Exercise: Retype each line exactly. Skip images.

Records for the exercise:
******************************

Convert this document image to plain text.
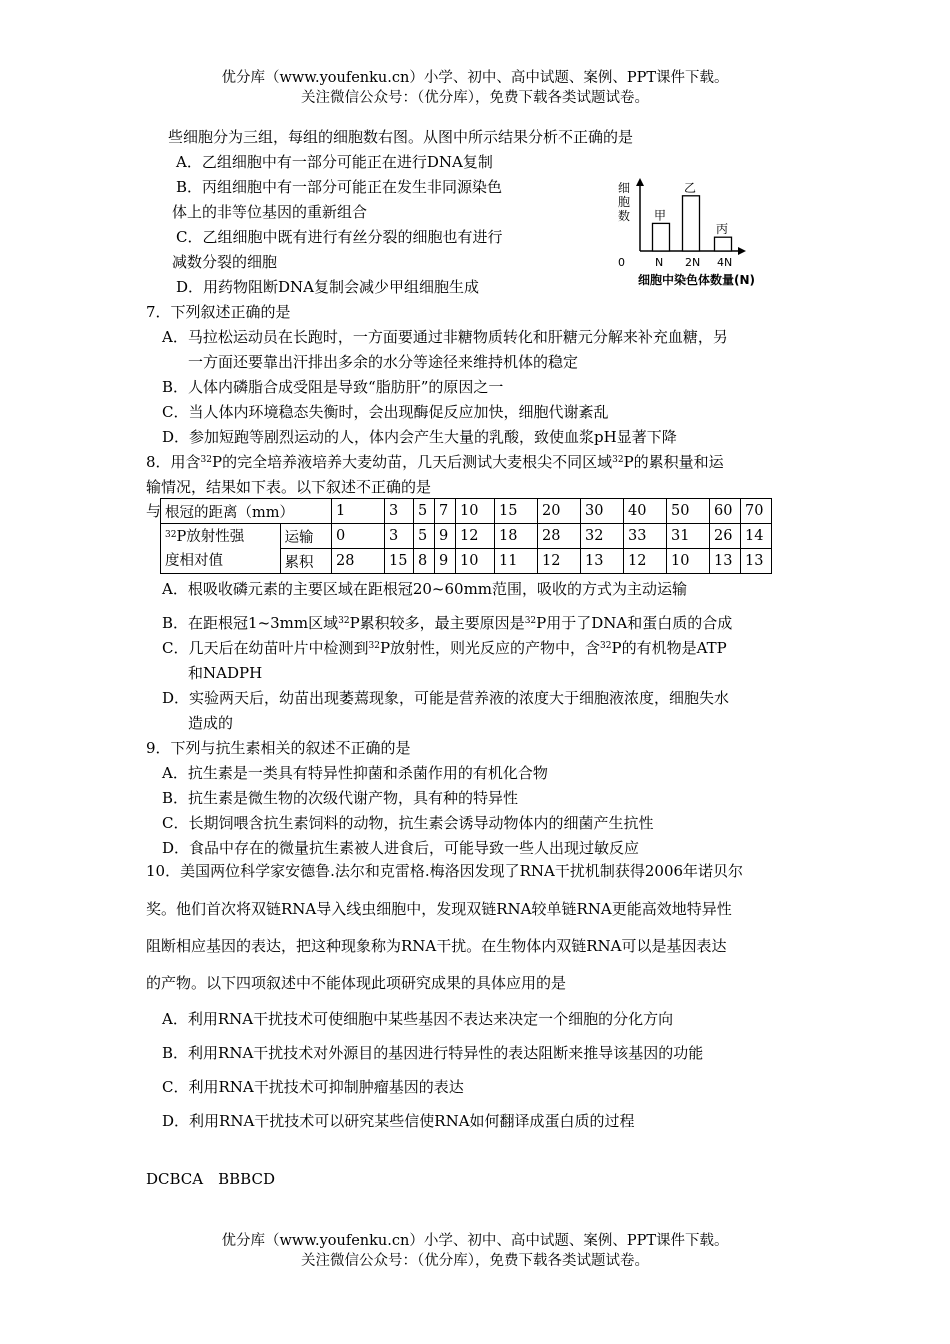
优分库（www.youfenku.cn）小学、初中、高中试题、案例、PPT课件下载。
关注微信公众号：（优分库），免费下载各类试题试卷。
些细胞分为三组，每组的细胞数右图。从图中所示结果分析不正确的是
A．乙组细胞中有一部分可能正在进行DNA复制
B．丙组细胞中有一部分可能正在发生非同源染色
体上的非等位基因的重新组合
C．乙组细胞中既有进行有丝分裂的细胞也有进行
减数分裂的细胞
D．用药物阻断DNA复制会减少甲组细胞生成
细
胞
数 甲
N
乙
2N
丙
4N
0
细胞中染色体数量(N)
7．下列叙述正确的是
A．马拉松运动员在长跑时，一方面要通过非糖物质转化和肝糖元分解来补充血糖，另
一方面还要靠出汗排出多余的水分等途径来维持机体的稳定
B．人体内磷脂合成受阻是导致“脂肪肝”的原因之一
C．当人体内环境稳态失衡时，会出现酶促反应加快，细胞代谢紊乱
D．参加短跑等剧烈运动的人，体内会产生大量的乳酸，致使血浆pH显著下降
8．用含$^{32}$P的完全培养液培养大麦幼苗，几天后测试大麦根尖不同区域$^{32}$P的累积量和运
输情况，结果如下表。以下叙述不正确的是
与 根冠的距离（mm）		1	3	5	7	10	15	20	30	40	50	60	70
$^{32}$P放射性强
度相对值	运输	0	3	5	9	12	18	28	32	33	31	26	14
	累积	28	15	8	9	10	11	12	13	12	10	13	13
A．根吸收磷元素的主要区域在距根冠20~60mm范围，吸收的方式为主动运输
B．在距根冠1~3mm区域$^{32}$P累积较多，最主要原因是$^{32}$P用于了DNA和蛋白质的合成
C．几天后在幼苗叶片中检测到$^{32}$P放射性，则光反应的产物中，含$^{32}$P的有机物是ATP
和NADPH
D．实验两天后，幼苗出现萎蔫现象，可能是营养液的浓度大于细胞液浓度，细胞失水
造成的
9．下列与抗生素相关的叙述不正确的是
A．抗生素是一类具有特异性抑菌和杀菌作用的有机化合物
B．抗生素是微生物的次级代谢产物，具有种的特异性
C．长期饲喂含抗生素饲料的动物，抗生素会诱导动物体内的细菌产生抗性
D．食品中存在的微量抗生素被人进食后，可能导致一些人出现过敏反应
10．美国两位科学家安德鲁.法尔和克雷格.梅洛因发现了RNA干扰机制获得2006年诺贝尔
奖。他们首次将双链RNA导入线虫细胞中，发现双链RNA较单链RNA更能高效地特异性
阻断相应基因的表达，把这种现象称为RNA干扰。在生物体内双链RNA可以是基因表达
的产物。以下四项叙述中不能体现此项研究成果的具体应用的是
A．利用RNA干扰技术可使细胞中某些基因不表达来决定一个细胞的分化方向
B．利用RNA干扰技术对外源目的基因进行特异性的表达阻断来推导该基因的功能
C．利用RNA干扰技术可抑制肿瘤基因的表达
D．利用RNA干扰技术可以研究某些信使RNA如何翻译成蛋白质的过程
DCBCA　BBBCD
优分库（www.youfenku.cn）小学、初中、高中试题、案例、PPT课件下载。
关注微信公众号：（优分库），免费下载各类试题试卷。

******************************

The output:
Convert this document image to plain text.
优分库（www.youfenku.cn）小学、初中、高中试题、案例、PPT课件下载。
关注微信公众号：（优分库），免费下载各类试题试卷。
些细胞分为三组，每组的细胞数右图。从图中所示结果分析不正确的是
A．乙组细胞中有一部分可能正在进行DNA复制
B．丙组细胞中有一部分可能正在发生非同源染色
体上的非等位基因的重新组合
C．乙组细胞中既有进行有丝分裂的细胞也有进行
减数分裂的细胞
D．用药物阻断DNA复制会减少甲组细胞生成
细
胞
数 甲
N
乙
2N
丙
4N
0
细胞中染色体数量(N)
7．下列叙述正确的是
A．马拉松运动员在长跑时，一方面要通过非糖物质转化和肝糖元分解来补充血糖，另
一方面还要靠出汗排出多余的水分等途径来维持机体的稳定
B．人体内磷脂合成受阻是导致“脂肪肝”的原因之一
C．当人体内环境稳态失衡时，会出现酶促反应加快，细胞代谢紊乱
D．参加短跑等剧烈运动的人，体内会产生大量的乳酸，致使血浆pH显著下降
8．用含$^{32}$P的完全培养液培养大麦幼苗，几天后测试大麦根尖不同区域$^{32}$P的累积量和运
输情况，结果如下表。以下叙述不正确的是
与 根冠的距离（mm）		1	3	5	7	10	15	20	30	40	50	60	70
$^{32}$P放射性强
度相对值	运输	0	3	5	9	12	18	28	32	33	31	26	14
	累积	28	15	8	9	10	11	12	13	12	10	13	13
A．根吸收磷元素的主要区域在距根冠20~60mm范围，吸收的方式为主动运输
B．在距根冠1~3mm区域$^{32}$P累积较多，最主要原因是$^{32}$P用于了DNA和蛋白质的合成
C．几天后在幼苗叶片中检测到$^{32}$P放射性，则光反应的产物中，含$^{32}$P的有机物是ATP
和NADPH
D．实验两天后，幼苗出现萎蔫现象，可能是营养液的浓度大于细胞液浓度，细胞失水
造成的
9．下列与抗生素相关的叙述不正确的是
A．抗生素是一类具有特异性抑菌和杀菌作用的有机化合物
B．抗生素是微生物的次级代谢产物，具有种的特异性
C．长期饲喂含抗生素饲料的动物，抗生素会诱导动物体内的细菌产生抗性
D．食品中存在的微量抗生素被人进食后，可能导致一些人出现过敏反应
10．美国两位科学家安德鲁.法尔和克雷格.梅洛因发现了RNA干扰机制获得2006年诺贝尔
奖。他们首次将双链RNA导入线虫细胞中，发现双链RNA较单链RNA更能高效地特异性
阻断相应基因的表达，把这种现象称为RNA干扰。在生物体内双链RNA可以是基因表达
的产物。以下四项叙述中不能体现此项研究成果的具体应用的是
A．利用RNA干扰技术可使细胞中某些基因不表达来决定一个细胞的分化方向
B．利用RNA干扰技术对外源目的基因进行特异性的表达阻断来推导该基因的功能
C．利用RNA干扰技术可抑制肿瘤基因的表达
D．利用RNA干扰技术可以研究某些信使RNA如何翻译成蛋白质的过程
DCBCA　BBBCD
优分库（www.youfenku.cn）小学、初中、高中试题、案例、PPT课件下载。
关注微信公众号：（优分库），免费下载各类试题试卷。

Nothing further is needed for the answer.